» **The data**:
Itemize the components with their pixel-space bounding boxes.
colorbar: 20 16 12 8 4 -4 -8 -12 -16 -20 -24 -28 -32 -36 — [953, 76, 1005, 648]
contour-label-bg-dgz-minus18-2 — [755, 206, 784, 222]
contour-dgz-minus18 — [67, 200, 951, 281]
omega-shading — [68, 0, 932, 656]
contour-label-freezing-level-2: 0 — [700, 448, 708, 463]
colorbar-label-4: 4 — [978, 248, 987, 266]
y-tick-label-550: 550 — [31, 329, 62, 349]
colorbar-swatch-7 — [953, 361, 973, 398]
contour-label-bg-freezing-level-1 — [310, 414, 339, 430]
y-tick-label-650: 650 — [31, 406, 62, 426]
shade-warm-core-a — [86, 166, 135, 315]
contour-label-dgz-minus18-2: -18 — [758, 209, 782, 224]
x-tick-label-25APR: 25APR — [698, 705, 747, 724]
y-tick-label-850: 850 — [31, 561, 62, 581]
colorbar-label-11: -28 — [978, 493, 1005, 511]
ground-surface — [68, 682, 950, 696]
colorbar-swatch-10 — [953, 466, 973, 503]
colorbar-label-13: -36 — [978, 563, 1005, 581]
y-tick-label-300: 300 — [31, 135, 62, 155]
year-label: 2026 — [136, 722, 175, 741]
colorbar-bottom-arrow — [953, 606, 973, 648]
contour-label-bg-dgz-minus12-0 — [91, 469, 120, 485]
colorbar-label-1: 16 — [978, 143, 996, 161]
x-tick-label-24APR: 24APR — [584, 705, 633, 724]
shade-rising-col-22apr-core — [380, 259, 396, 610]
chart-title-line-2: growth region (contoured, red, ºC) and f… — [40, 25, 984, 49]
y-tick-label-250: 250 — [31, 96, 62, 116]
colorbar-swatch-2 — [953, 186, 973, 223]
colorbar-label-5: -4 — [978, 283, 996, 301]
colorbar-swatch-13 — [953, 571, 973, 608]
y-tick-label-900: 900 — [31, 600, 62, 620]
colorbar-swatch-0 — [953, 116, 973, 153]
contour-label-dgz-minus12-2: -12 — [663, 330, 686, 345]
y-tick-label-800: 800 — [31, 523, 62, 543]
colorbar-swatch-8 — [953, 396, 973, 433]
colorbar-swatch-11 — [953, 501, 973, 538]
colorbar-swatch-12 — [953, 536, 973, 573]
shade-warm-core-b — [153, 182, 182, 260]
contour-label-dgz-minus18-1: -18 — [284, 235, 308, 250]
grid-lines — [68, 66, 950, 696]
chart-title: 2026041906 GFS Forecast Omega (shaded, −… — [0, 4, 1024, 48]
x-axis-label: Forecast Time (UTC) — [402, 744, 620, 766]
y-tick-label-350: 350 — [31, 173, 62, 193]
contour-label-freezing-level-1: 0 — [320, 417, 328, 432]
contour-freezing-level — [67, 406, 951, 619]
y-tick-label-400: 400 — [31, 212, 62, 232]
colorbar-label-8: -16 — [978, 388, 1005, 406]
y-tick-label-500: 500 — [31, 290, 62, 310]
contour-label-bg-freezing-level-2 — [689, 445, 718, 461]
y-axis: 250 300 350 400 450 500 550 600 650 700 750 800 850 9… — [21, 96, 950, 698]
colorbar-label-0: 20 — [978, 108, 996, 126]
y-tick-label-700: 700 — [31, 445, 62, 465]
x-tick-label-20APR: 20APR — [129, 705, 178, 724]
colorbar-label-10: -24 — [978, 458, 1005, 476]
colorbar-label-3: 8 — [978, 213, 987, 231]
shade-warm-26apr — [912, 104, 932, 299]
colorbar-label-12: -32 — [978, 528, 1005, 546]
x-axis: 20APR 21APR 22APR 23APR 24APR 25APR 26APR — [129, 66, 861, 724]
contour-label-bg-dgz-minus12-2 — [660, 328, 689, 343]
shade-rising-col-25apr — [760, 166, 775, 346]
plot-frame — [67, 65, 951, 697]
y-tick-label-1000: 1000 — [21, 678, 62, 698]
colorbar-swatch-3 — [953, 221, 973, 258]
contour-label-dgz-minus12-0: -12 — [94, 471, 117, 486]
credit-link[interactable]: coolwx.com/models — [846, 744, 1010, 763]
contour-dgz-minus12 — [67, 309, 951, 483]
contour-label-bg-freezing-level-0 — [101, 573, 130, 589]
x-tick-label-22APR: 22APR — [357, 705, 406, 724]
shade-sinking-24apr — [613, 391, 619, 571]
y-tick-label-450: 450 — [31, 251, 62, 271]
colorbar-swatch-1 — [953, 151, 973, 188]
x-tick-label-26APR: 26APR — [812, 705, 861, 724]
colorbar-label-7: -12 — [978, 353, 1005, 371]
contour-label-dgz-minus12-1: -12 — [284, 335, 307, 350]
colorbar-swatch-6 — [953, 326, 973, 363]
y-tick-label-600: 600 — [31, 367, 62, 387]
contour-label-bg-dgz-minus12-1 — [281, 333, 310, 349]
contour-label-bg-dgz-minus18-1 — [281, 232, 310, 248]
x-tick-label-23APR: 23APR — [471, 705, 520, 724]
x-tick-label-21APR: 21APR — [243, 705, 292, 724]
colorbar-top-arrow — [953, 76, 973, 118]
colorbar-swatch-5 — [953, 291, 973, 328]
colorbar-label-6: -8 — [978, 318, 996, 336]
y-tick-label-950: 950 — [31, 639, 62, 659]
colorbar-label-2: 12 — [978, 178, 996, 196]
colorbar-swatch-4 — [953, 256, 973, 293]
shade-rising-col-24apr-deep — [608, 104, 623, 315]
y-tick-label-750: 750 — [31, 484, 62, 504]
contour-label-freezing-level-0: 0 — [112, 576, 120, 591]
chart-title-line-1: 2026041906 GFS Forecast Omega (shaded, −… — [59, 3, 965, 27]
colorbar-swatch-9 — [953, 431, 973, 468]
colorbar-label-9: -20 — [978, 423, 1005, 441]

» **Task details**: Pull every line of the data above into your reply word for word, leaving nothing out or changed.

» **Answer**:
Itemize the components with their pixel-space bounding boxes.
colorbar: 20 16 12 8 4 -4 -8 -12 -16 -20 -24 -28 -32 -36 — [953, 76, 1005, 648]
contour-label-bg-dgz-minus18-2 — [755, 206, 784, 222]
contour-dgz-minus18 — [67, 200, 951, 281]
omega-shading — [68, 0, 932, 656]
contour-label-freezing-level-2: 0 — [700, 448, 708, 463]
colorbar-label-4: 4 — [978, 248, 987, 266]
y-tick-label-550: 550 — [31, 329, 62, 349]
colorbar-swatch-7 — [953, 361, 973, 398]
contour-label-bg-freezing-level-1 — [310, 414, 339, 430]
y-tick-label-650: 650 — [31, 406, 62, 426]
shade-warm-core-a — [86, 166, 135, 315]
contour-label-dgz-minus18-2: -18 — [758, 209, 782, 224]
x-tick-label-25APR: 25APR — [698, 705, 747, 724]
y-tick-label-850: 850 — [31, 561, 62, 581]
colorbar-label-11: -28 — [978, 493, 1005, 511]
ground-surface — [68, 682, 950, 696]
colorbar-swatch-10 — [953, 466, 973, 503]
colorbar-label-13: -36 — [978, 563, 1005, 581]
y-tick-label-300: 300 — [31, 135, 62, 155]
year-label: 2026 — [136, 722, 175, 741]
colorbar-bottom-arrow — [953, 606, 973, 648]
contour-label-bg-dgz-minus12-0 — [91, 469, 120, 485]
colorbar-label-1: 16 — [978, 143, 996, 161]
x-tick-label-24APR: 24APR — [584, 705, 633, 724]
shade-rising-col-22apr-core — [380, 259, 396, 610]
chart-title-line-2: growth region (contoured, red, ºC) and f… — [40, 25, 984, 49]
y-tick-label-250: 250 — [31, 96, 62, 116]
colorbar-swatch-2 — [953, 186, 973, 223]
colorbar-label-5: -4 — [978, 283, 996, 301]
colorbar-swatch-13 — [953, 571, 973, 608]
y-tick-label-900: 900 — [31, 600, 62, 620]
colorbar-swatch-0 — [953, 116, 973, 153]
contour-label-dgz-minus12-2: -12 — [663, 330, 686, 345]
y-tick-label-800: 800 — [31, 523, 62, 543]
colorbar-swatch-8 — [953, 396, 973, 433]
colorbar-swatch-11 — [953, 501, 973, 538]
colorbar-swatch-12 — [953, 536, 973, 573]
shade-warm-core-b — [153, 182, 182, 260]
contour-label-dgz-minus18-1: -18 — [284, 235, 308, 250]
grid-lines — [68, 66, 950, 696]
chart-title: 2026041906 GFS Forecast Omega (shaded, −… — [0, 4, 1024, 48]
x-axis-label: Forecast Time (UTC) — [402, 744, 620, 766]
y-tick-label-350: 350 — [31, 173, 62, 193]
contour-label-freezing-level-1: 0 — [320, 417, 328, 432]
contour-freezing-level — [67, 406, 951, 619]
y-tick-label-400: 400 — [31, 212, 62, 232]
colorbar-label-8: -16 — [978, 388, 1005, 406]
y-tick-label-500: 500 — [31, 290, 62, 310]
contour-label-bg-freezing-level-2 — [689, 445, 718, 461]
y-axis: 250 300 350 400 450 500 550 600 650 700 750 800 850 9… — [21, 96, 950, 698]
colorbar-label-0: 20 — [978, 108, 996, 126]
y-tick-label-700: 700 — [31, 445, 62, 465]
x-tick-label-20APR: 20APR — [129, 705, 178, 724]
colorbar-label-10: -24 — [978, 458, 1005, 476]
colorbar-label-3: 8 — [978, 213, 987, 231]
shade-warm-26apr — [912, 104, 932, 299]
colorbar-label-12: -32 — [978, 528, 1005, 546]
x-axis: 20APR 21APR 22APR 23APR 24APR 25APR 26APR — [129, 66, 861, 724]
contour-label-bg-dgz-minus12-2 — [660, 328, 689, 343]
shade-rising-col-25apr — [760, 166, 775, 346]
plot-frame — [67, 65, 951, 697]
y-tick-label-1000: 1000 — [21, 678, 62, 698]
colorbar-swatch-3 — [953, 221, 973, 258]
contour-label-dgz-minus12-0: -12 — [94, 471, 117, 486]
credit-link[interactable]: coolwx.com/models — [846, 744, 1010, 763]
contour-dgz-minus12 — [67, 309, 951, 483]
contour-label-bg-freezing-level-0 — [101, 573, 130, 589]
x-tick-label-22APR: 22APR — [357, 705, 406, 724]
shade-sinking-24apr — [613, 391, 619, 571]
y-tick-label-450: 450 — [31, 251, 62, 271]
colorbar-swatch-1 — [953, 151, 973, 188]
x-tick-label-26APR: 26APR — [812, 705, 861, 724]
colorbar-label-7: -12 — [978, 353, 1005, 371]
contour-label-dgz-minus12-1: -12 — [284, 335, 307, 350]
colorbar-swatch-6 — [953, 326, 973, 363]
y-tick-label-600: 600 — [31, 367, 62, 387]
contour-label-bg-dgz-minus12-1 — [281, 333, 310, 349]
contour-label-bg-dgz-minus18-1 — [281, 232, 310, 248]
x-tick-label-23APR: 23APR — [471, 705, 520, 724]
x-tick-label-21APR: 21APR — [243, 705, 292, 724]
colorbar-top-arrow — [953, 76, 973, 118]
colorbar-swatch-5 — [953, 291, 973, 328]
colorbar-label-6: -8 — [978, 318, 996, 336]
y-tick-label-950: 950 — [31, 639, 62, 659]
colorbar-label-2: 12 — [978, 178, 996, 196]
colorbar-swatch-4 — [953, 256, 973, 293]
shade-rising-col-24apr-deep — [608, 104, 623, 315]
y-tick-label-750: 750 — [31, 484, 62, 504]
contour-label-freezing-level-0: 0 — [112, 576, 120, 591]
chart-title-line-1: 2026041906 GFS Forecast Omega (shaded, −… — [59, 3, 965, 27]
colorbar-swatch-9 — [953, 431, 973, 468]
colorbar-label-9: -20 — [978, 423, 1005, 441]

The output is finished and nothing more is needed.